Saved data entries
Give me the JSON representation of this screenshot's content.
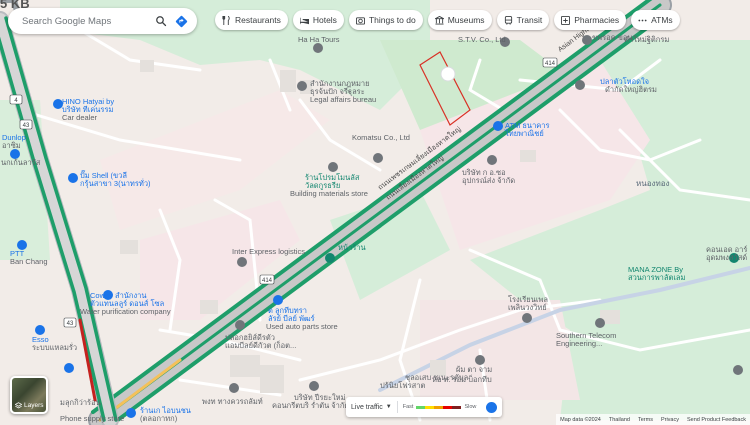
{
  "search": {
    "placeholder": "Search Google Maps"
  },
  "chips": [
    {
      "label": "Restaurants",
      "icon": "fork-knife-icon"
    },
    {
      "label": "Hotels",
      "icon": "bed-icon"
    },
    {
      "label": "Things to do",
      "icon": "camera-icon"
    },
    {
      "label": "Museums",
      "icon": "museum-icon"
    },
    {
      "label": "Transit",
      "icon": "transit-icon"
    },
    {
      "label": "Pharmacies",
      "icon": "pharmacy-icon"
    },
    {
      "label": "ATMs",
      "icon": "more-dots-icon"
    }
  ],
  "layers": {
    "label": "Layers"
  },
  "traffic": {
    "label": "Live traffic",
    "fast": "Fast",
    "slow": "Slow",
    "colors": [
      "#63d668",
      "#ffdd00",
      "#f1a000",
      "#e60000",
      "#811f1f"
    ]
  },
  "footer": {
    "map_data": "Map data ©2024",
    "country": "Thailand",
    "terms": "Terms",
    "privacy": "Privacy",
    "feedback": "Send Product Feedback"
  },
  "corner_text": "5 KB",
  "places": {
    "hatyai": "HINO Hatyai by",
    "hatyai_th": "บริษัท ทีเค่นรรม",
    "car_dealer": "Car dealer",
    "shell": "ปั๊ม Shell (ขวลี",
    "shell2": "กรุ้นสาขา 3(นาทรทั่ว)",
    "shell3": "นกเก้นลารัส",
    "dunlop": "Dunlop",
    "dunlop2": "อาซิม",
    "hahatours": "Ha Ha Tours",
    "office": "สำนักงานกฎหมาย",
    "office2": "ธุรจ้นปัก จรีฐุลระ",
    "office3": "Legal affairs bureau",
    "komatsu": "Komatsu Co., Ltd",
    "building": "ร้านโปรมโมนลัส",
    "building2": "วัลดกูรธรีย",
    "building3": "Building materials store",
    "stv": "S.T.V. Co., Ltd",
    "atm": "ATM ธนาคาร",
    "atm2": "ไทยพาณิชย์",
    "company": "บริษัท ก อ.ซอ",
    "company2": "อุปกรณ์ส่ง จ้ากัด",
    "inter": "Inter Express logistics",
    "shop": "หน้าร้าน",
    "coway": "Coway สำนักงาน",
    "coway2": "ตัวแทนลลูร์ ดอนส์ โซล",
    "coway3": "Water purification company",
    "esso": "Esso",
    "esso2": "ระบบแหลมรั่ว",
    "ptt": "PTT",
    "ptt2": "Ban Chang",
    "used": "ต ลูกทีบทรา",
    "used2": "ลัรย์ บีลย์ พัฒร์",
    "used3": "Used auto parts store",
    "toyota": "ปลอกฮยิส์ดีรตัว",
    "toyota2": "แอมบีลย์ดีกัวต (ก็อต...",
    "mana": "MANA ZONE By",
    "mana2": "สวนการพาลัตเลม",
    "southern": "Southern Telecom",
    "southern2": "Engineering...",
    "right_top": "ขพรอค ขอน",
    "right_top2": "ปลาตัวโหอดใจ",
    "right_top3": "คำใหม่ฐิติกรม",
    "school": "โรงเรียนเพล",
    "school2": "เพลินวงวิทย์",
    "bottom1": "ผ้ม ตา จาม",
    "bottom2": "บริษัท ปีรยะใหม่",
    "bottom3": "คอนกรีตบริ ร่ำตัน จ้ากัด",
    "bottom4": "ปร้นิยโฟรสาต",
    "bottom5": "พงท ทางควรถลัมท์",
    "bottom6": "หอ ท. รอม บ็อกทีบ",
    "bottom7": "ร้านเก ไอบนชน",
    "bottom8": "(ตลอกาทก)",
    "bottom9": "ชุลอเสบ ชเนะรตับล",
    "bottom10": "มลุกกิว่าร้อน",
    "bottom11": "Phone supply store",
    "rightmid": "คอนเอด อาร์",
    "rightmid2": "อุดมพงสวัสด์",
    "area": "หนองทอง",
    "area2": "ดำกัดใหญ่ฮิตรม",
    "highway_label": "ถนนเพชรเกษมเลี่ยงเมืองหาดใหญ่",
    "highway_label2": "ถนนเลี่ยงเมืองหาดใหญ่",
    "highway_label3": "Asian Highway",
    "route_num": "414",
    "route_num2": "414",
    "route_num3": "43",
    "route_num4": "43",
    "route_num5": "4"
  }
}
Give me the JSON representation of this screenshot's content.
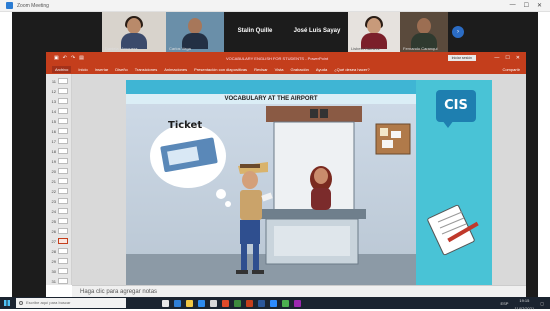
{
  "window": {
    "title": "Zoom Meeting"
  },
  "participants": [
    {
      "name": "Daniela Mosquera",
      "video": true,
      "shirt": "#3b4a6b"
    },
    {
      "name": "Carlos Vega",
      "video": true,
      "shirt": "#233044"
    },
    {
      "name": "Stalin Quille",
      "video": false
    },
    {
      "name": "José Luis Sayay",
      "video": false
    },
    {
      "name": "Lisbeth Ramirez",
      "video": true,
      "shirt": "#7b1f2a"
    },
    {
      "name": "Fernando Caranqui",
      "video": true,
      "shirt": "#2f3a2f"
    }
  ],
  "more_button": "›",
  "powerpoint": {
    "doc_title": "VOCABULARY ENGLISH FOR STUDENTS - PowerPoint",
    "sign_in": "Iniciar sesión",
    "ribbon_tabs": [
      "Archivo",
      "Inicio",
      "Insertar",
      "Diseño",
      "Transiciones",
      "Animaciones",
      "Presentación con diapositivas",
      "Revisar",
      "Vista",
      "Grabación",
      "Ayuda",
      "¿Qué desea hacer?"
    ],
    "share_label": "Compartir",
    "slide_numbers": [
      "11",
      "12",
      "13",
      "14",
      "15",
      "16",
      "17",
      "18",
      "19",
      "20",
      "21",
      "22",
      "23",
      "24",
      "25",
      "26",
      "27",
      "28",
      "29",
      "30",
      "31"
    ],
    "selected_slide": "27",
    "slide_title": "VOCABULARY AT THE AIRPORT",
    "ticket_word": "Ticket",
    "logo_text": "CIS",
    "notes_placeholder": "Haga clic para agregar notas"
  },
  "taskbar": {
    "search_placeholder": "Escribe aquí para buscar",
    "tray_text": "ESP",
    "time": "19:15",
    "date": "11/07/2021"
  },
  "colors": {
    "ppt_accent": "#c43e1c",
    "slide_header": "#3fb5d4",
    "cis_panel": "#49c3d6",
    "zoom_blue": "#2b6cc4"
  }
}
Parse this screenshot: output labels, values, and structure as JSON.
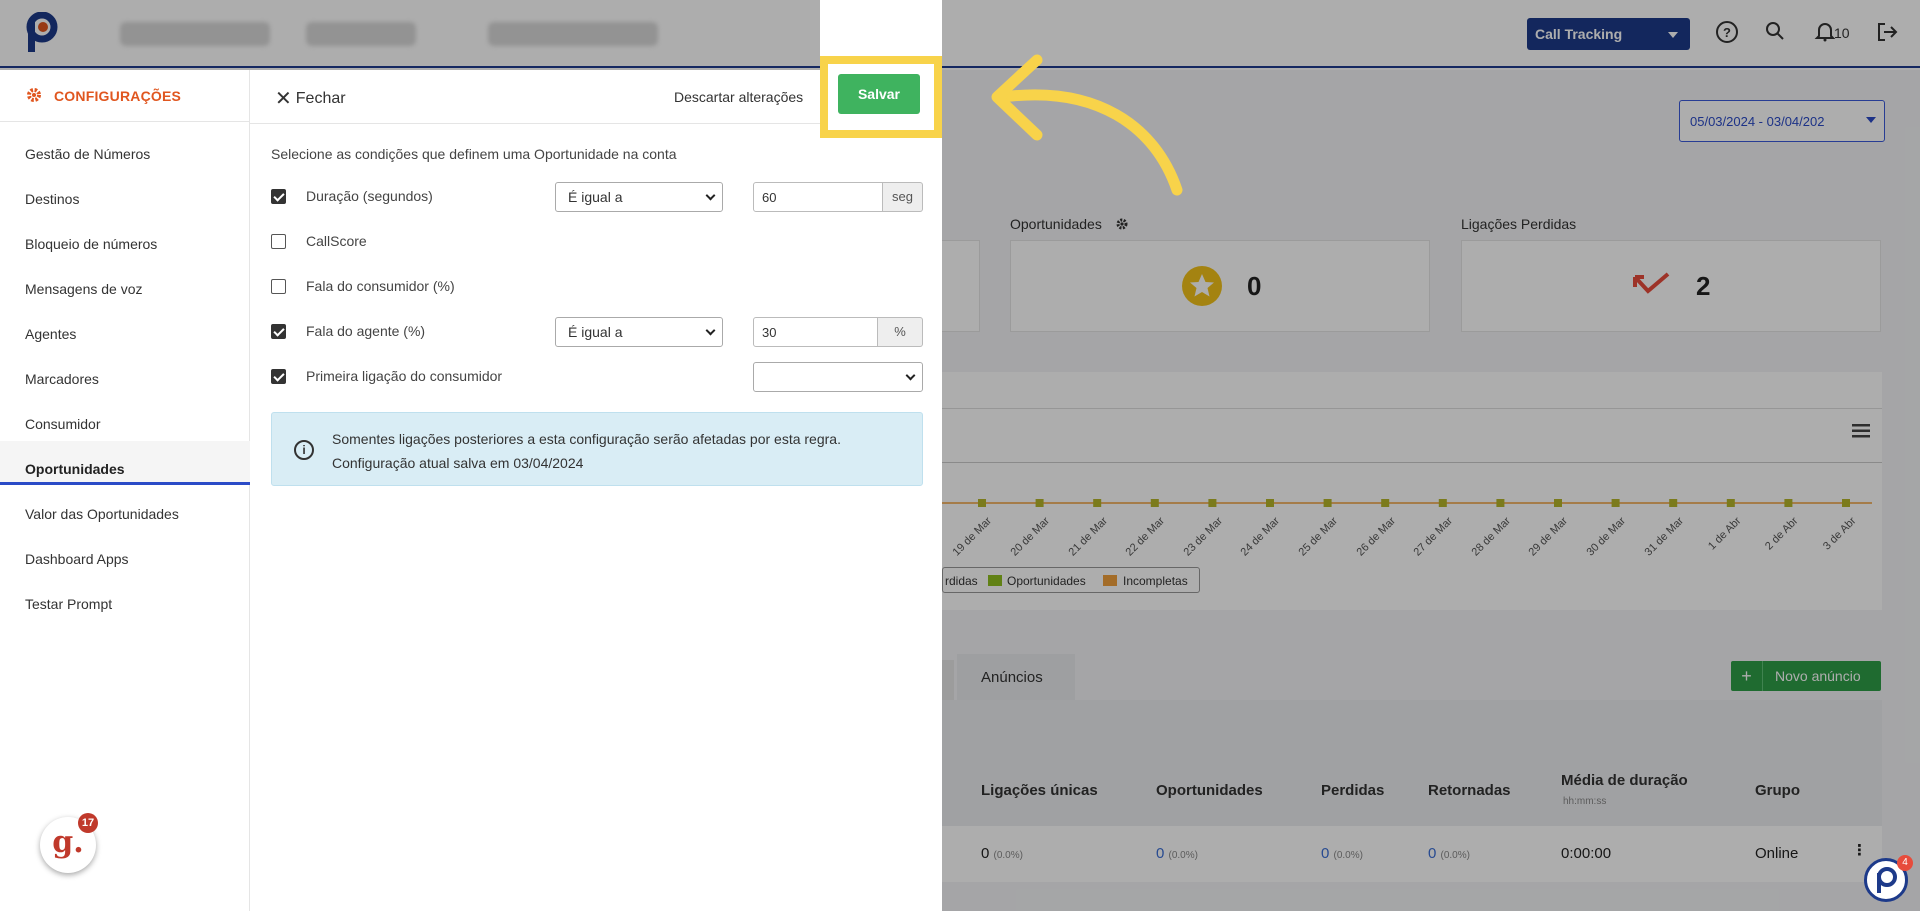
{
  "topbar": {
    "product_select": "Call Tracking",
    "notifications_count": "10",
    "icons": [
      "help-icon",
      "search-icon",
      "bell-icon",
      "logout-icon"
    ]
  },
  "dashboard": {
    "date_range": "05/03/2024 - 03/04/202",
    "cards": {
      "opportunities_title": "Oportunidades",
      "opportunities_value": "0",
      "lost_calls_title": "Ligações Perdidas",
      "lost_calls_value": "2"
    },
    "chart_ticks": [
      "19 de Mar",
      "20 de Mar",
      "21 de Mar",
      "22 de Mar",
      "23 de Mar",
      "24 de Mar",
      "25 de Mar",
      "26 de Mar",
      "27 de Mar",
      "28 de Mar",
      "29 de Mar",
      "30 de Mar",
      "31 de Mar",
      "1 de Abr",
      "2 de Abr",
      "3 de Abr"
    ],
    "legend": {
      "lost": "rdidas",
      "opportunities": "Oportunidades",
      "incomplete": "Incompletas"
    },
    "tab_ads": "Anúncios",
    "new_ad_button": "Novo anúncio",
    "table_headers": {
      "unique_calls": "Ligações únicas",
      "opportunities": "Oportunidades",
      "lost": "Perdidas",
      "returned": "Retornadas",
      "avg_duration": "Média de duração",
      "avg_duration_sub": "hh:mm:ss",
      "group": "Grupo"
    },
    "row": {
      "unique_calls": "0",
      "unique_calls_pct": "(0.0%)",
      "opportunities": "0",
      "opportunities_pct": "(0.0%)",
      "lost": "0",
      "lost_pct": "(0.0%)",
      "returned": "0",
      "returned_pct": "(0.0%)",
      "avg_duration": "0:00:00",
      "group": "Online"
    }
  },
  "sidebar": {
    "title": "CONFIGURAÇÕES",
    "items": [
      {
        "label": "Gestão de Números"
      },
      {
        "label": "Destinos"
      },
      {
        "label": "Bloqueio de números"
      },
      {
        "label": "Mensagens de voz"
      },
      {
        "label": "Agentes"
      },
      {
        "label": "Marcadores"
      },
      {
        "label": "Consumidor"
      },
      {
        "label": "Oportunidades"
      },
      {
        "label": "Valor das Oportunidades"
      },
      {
        "label": "Dashboard Apps"
      },
      {
        "label": "Testar Prompt"
      }
    ],
    "active": "Oportunidades"
  },
  "panel": {
    "close_label": "Fechar",
    "discard_label": "Descartar alterações",
    "save_label": "Salvar",
    "intro": "Selecione as condições que definem uma Oportunidade na conta",
    "conditions": [
      {
        "label": "Duração (segundos)",
        "checked": true,
        "operator": "É igual a",
        "value": "60",
        "unit": "seg"
      },
      {
        "label": "CallScore",
        "checked": false
      },
      {
        "label": "Fala do consumidor (%)",
        "checked": false
      },
      {
        "label": "Fala do agente (%)",
        "checked": true,
        "operator": "É igual a",
        "value": "30",
        "unit": "%"
      },
      {
        "label": "Primeira ligação do consumidor",
        "checked": true,
        "operator": ""
      }
    ],
    "info_line1": "Somentes ligações posteriores a esta configuração serão afetadas por esta regra.",
    "info_line2": "Configuração atual salva em 03/04/2024"
  },
  "widgets": {
    "g_count": "17",
    "p_count": "4"
  }
}
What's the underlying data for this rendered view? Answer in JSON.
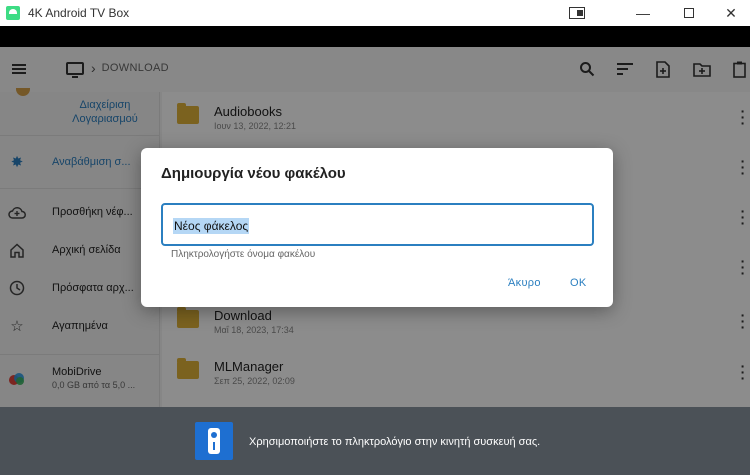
{
  "window": {
    "title": "4K Android TV Box",
    "icons": [
      "app-icon",
      "cast-icon",
      "minimize-icon",
      "maximize-icon",
      "close-icon"
    ]
  },
  "toolbar": {
    "breadcrumb": "DOWNLOAD",
    "icons": [
      "menu-icon",
      "tv-icon",
      "search-icon",
      "sort-icon",
      "new-file-icon",
      "new-folder-icon",
      "clipboard-icon"
    ]
  },
  "sidebar": {
    "account_link": "Διαχείριση Λογαριασμού",
    "items": [
      {
        "label": "Αναβάθμιση σ...",
        "icon": "premium-badge-icon",
        "highlight": true
      },
      {
        "label": "Προσθήκη νέφ...",
        "icon": "cloud-add-icon"
      },
      {
        "label": "Αρχική σελίδα",
        "icon": "home-icon"
      },
      {
        "label": "Πρόσφατα αρχ...",
        "icon": "clock-icon"
      },
      {
        "label": "Αγαπημένα",
        "icon": "star-icon"
      }
    ],
    "mobidrive": {
      "label": "MobiDrive",
      "storage": "0,0 GB από τα 5,0 ..."
    }
  },
  "files": [
    {
      "name": "Audiobooks",
      "date": "Ιουν 13, 2022, 12:21"
    },
    {
      "name": "Download",
      "date": "Μαΐ 18, 2023, 17:34"
    },
    {
      "name": "MLManager",
      "date": "Σεπ 25, 2022, 02:09"
    }
  ],
  "dialog": {
    "title": "Δημιουργία νέου φακέλου",
    "input_value": "Νέος φάκελος",
    "helper": "Πληκτρολογήστε όνομα φακέλου",
    "cancel_label": "Άκυρο",
    "ok_label": "OK"
  },
  "bottom_bar": {
    "message": "Χρησιμοποιήστε το πληκτρολόγιο στην κινητή συσκευή σας.",
    "accent": "#1e6fd1"
  },
  "colors": {
    "accent": "#2b7fc0",
    "folder": "#e1b23a"
  }
}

EXERCISE OBJECTIVE: From the entries above, extract every line where the word "store" appears.

WRITTEN ANSWER:
    "building3": "Building materials store",
    "used3": "Used auto parts store",
    "bottom11": "Phone supply store",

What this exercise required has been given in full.